- CHALLENGE
Find each line with the word "this" and copy it.

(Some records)
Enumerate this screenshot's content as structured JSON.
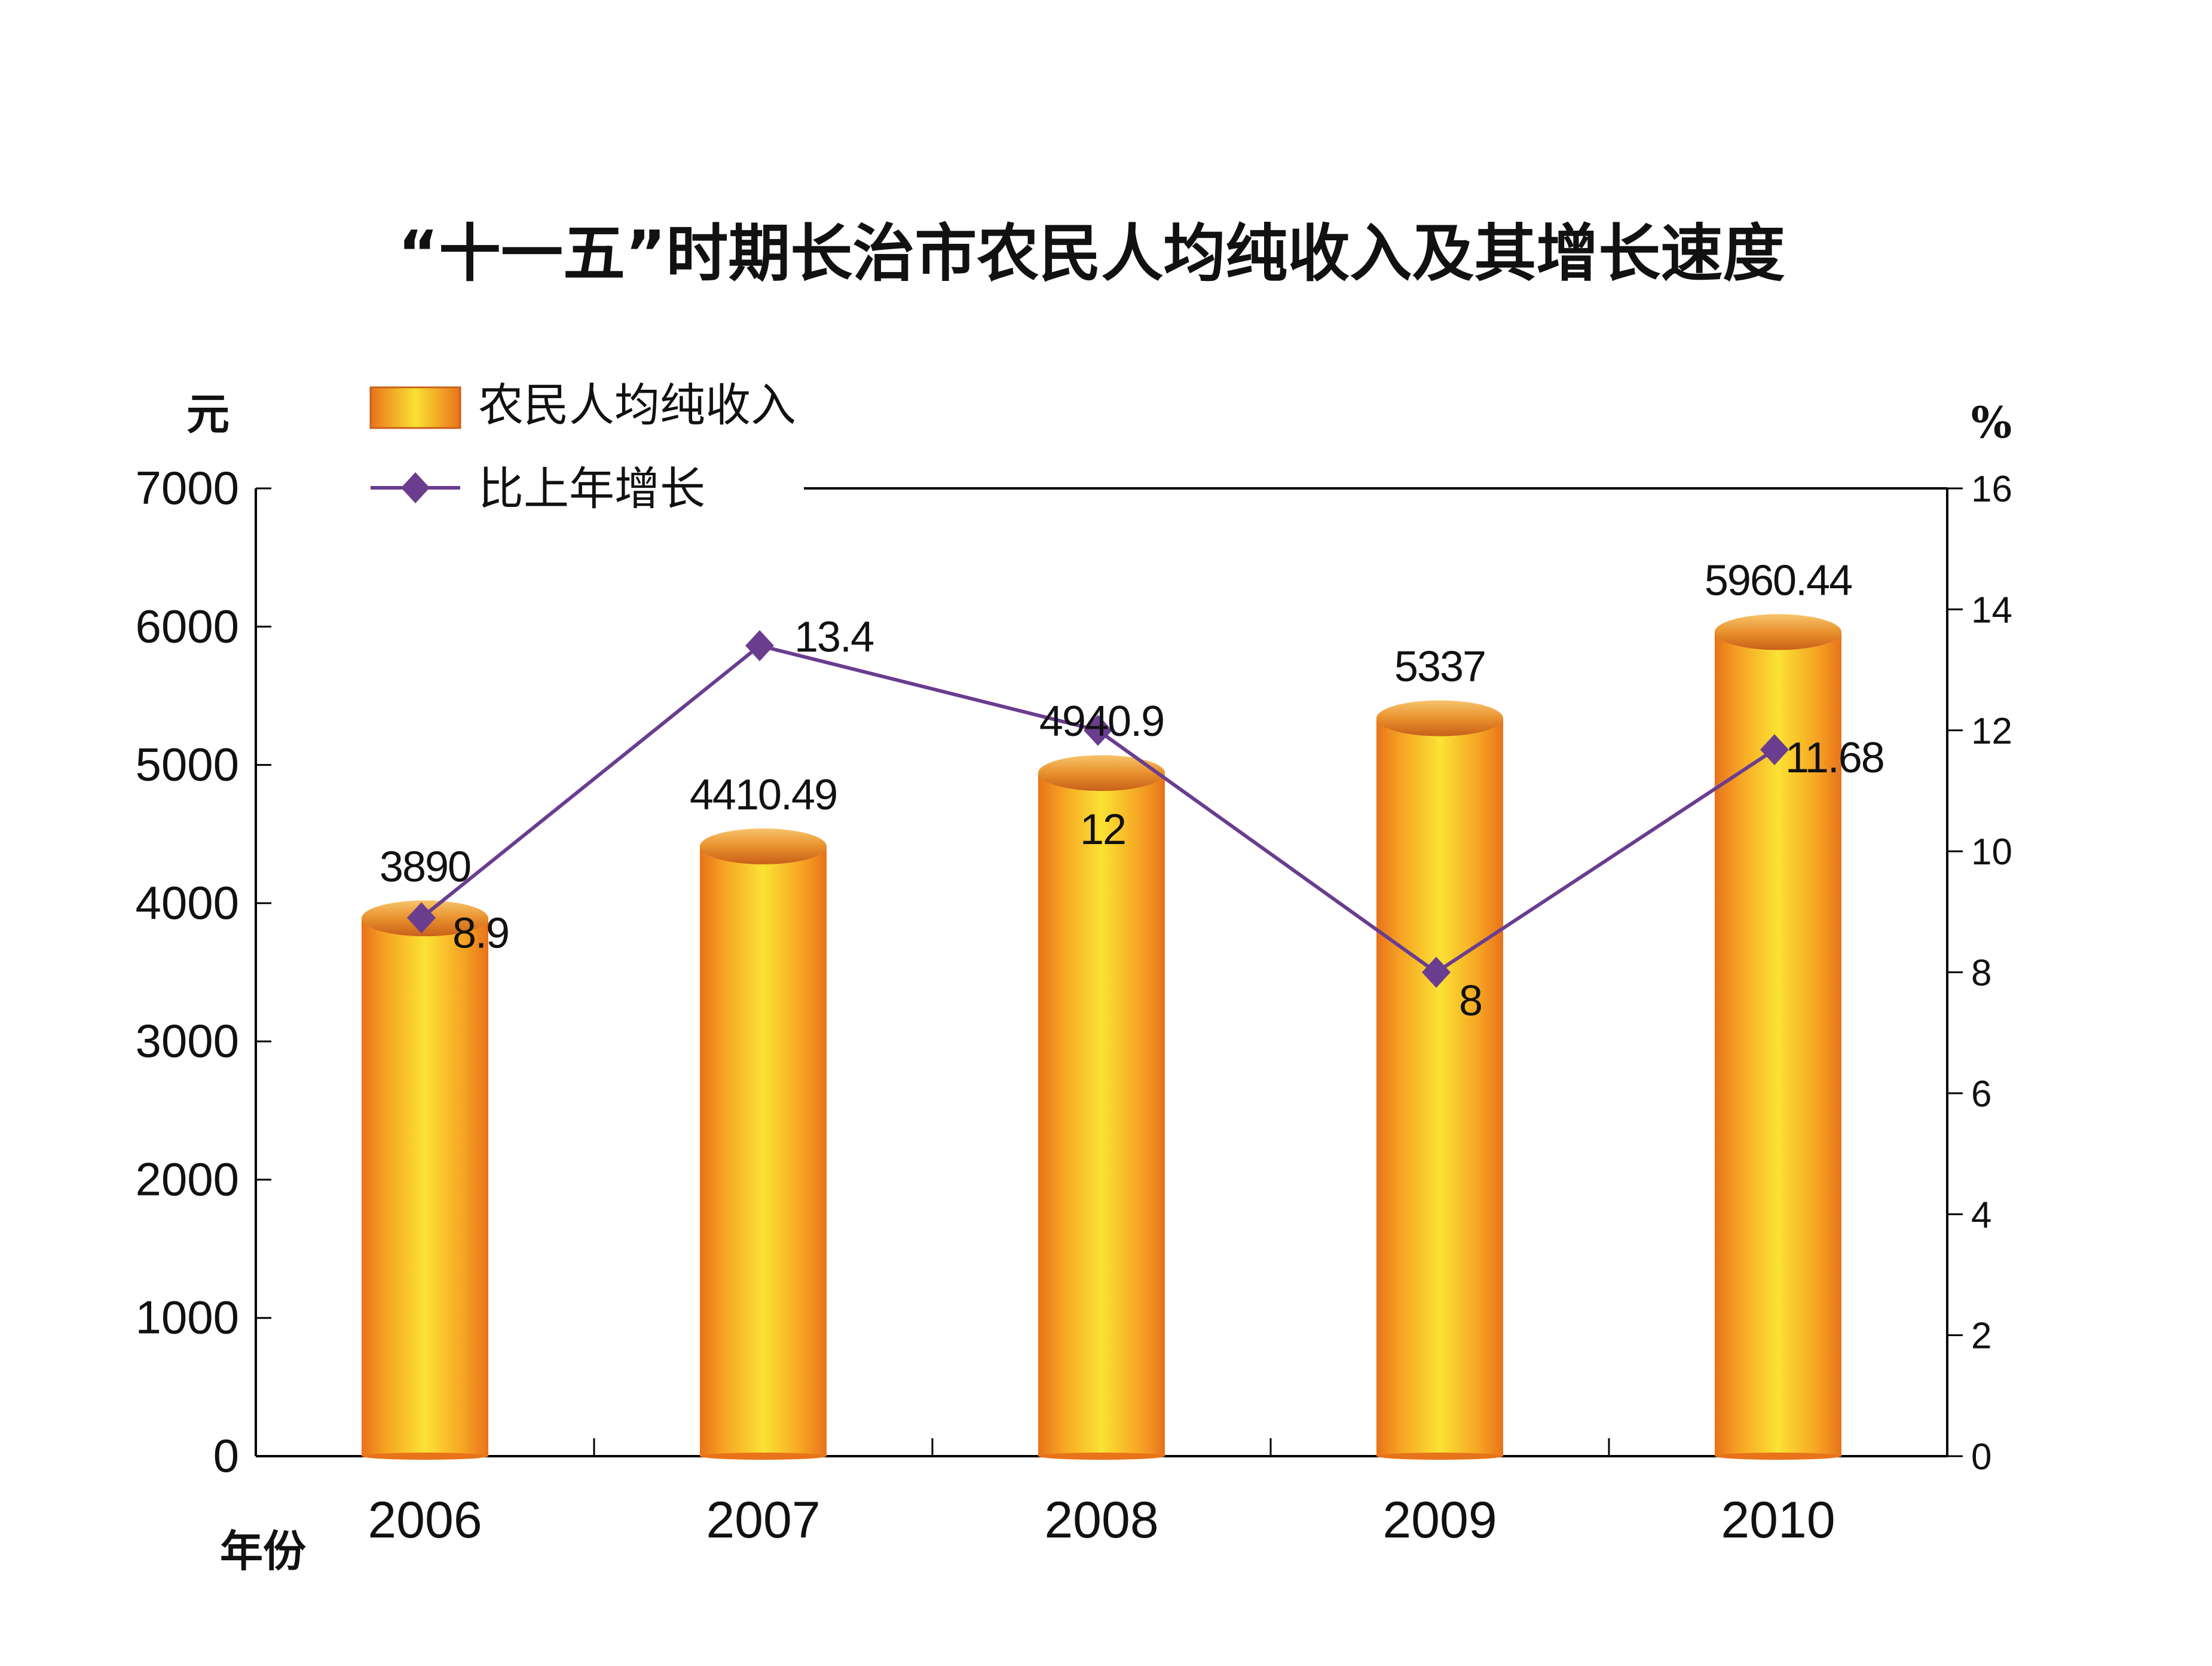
{
  "chart_data": {
    "type": "bar",
    "title": "“十一五”时期长治市农民人均纯收入及其增长速度",
    "xlabel": "年份",
    "ylabel_left": "元",
    "ylabel_right": "%",
    "categories": [
      "2006",
      "2007",
      "2008",
      "2009",
      "2010"
    ],
    "ylim_left": [
      0,
      7000
    ],
    "yticks_left": [
      "0",
      "1000",
      "2000",
      "3000",
      "4000",
      "5000",
      "6000",
      "7000"
    ],
    "ylim_right": [
      0,
      16
    ],
    "yticks_right": [
      "0",
      "2",
      "4",
      "6",
      "8",
      "10",
      "12",
      "14",
      "16"
    ],
    "legend_position": "top-left",
    "grid": false,
    "series": [
      {
        "name": "农民人均纯收入",
        "type": "bar",
        "axis": "left",
        "values": [
          3890,
          4410.49,
          4940.9,
          5337,
          5960.44
        ],
        "labels": [
          "3890",
          "4410.49",
          "4940.9",
          "5337",
          "5960.44"
        ],
        "color": "#F29A1E"
      },
      {
        "name": "比上年增长",
        "type": "line",
        "axis": "right",
        "values": [
          8.9,
          13.4,
          12,
          8,
          11.68
        ],
        "labels": [
          "8.9",
          "13.4",
          "12",
          "8",
          "11.68"
        ],
        "color": "#6A3D8F"
      }
    ]
  }
}
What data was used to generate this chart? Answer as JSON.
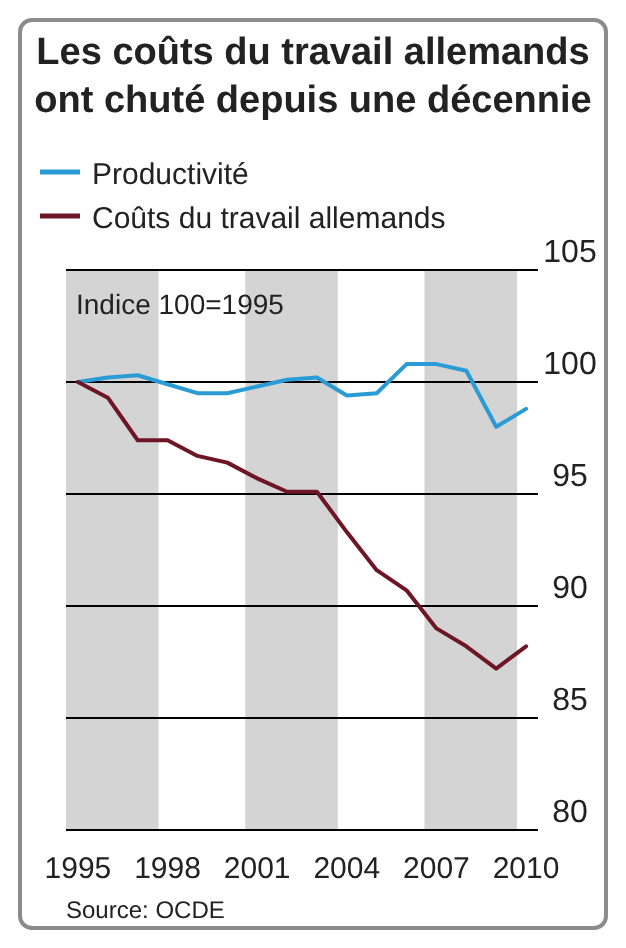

- EXERCISE RESPONSE
Enumerate this screenshot's content as structured JSON.
What data was used to generate this chart? Answer as JSON.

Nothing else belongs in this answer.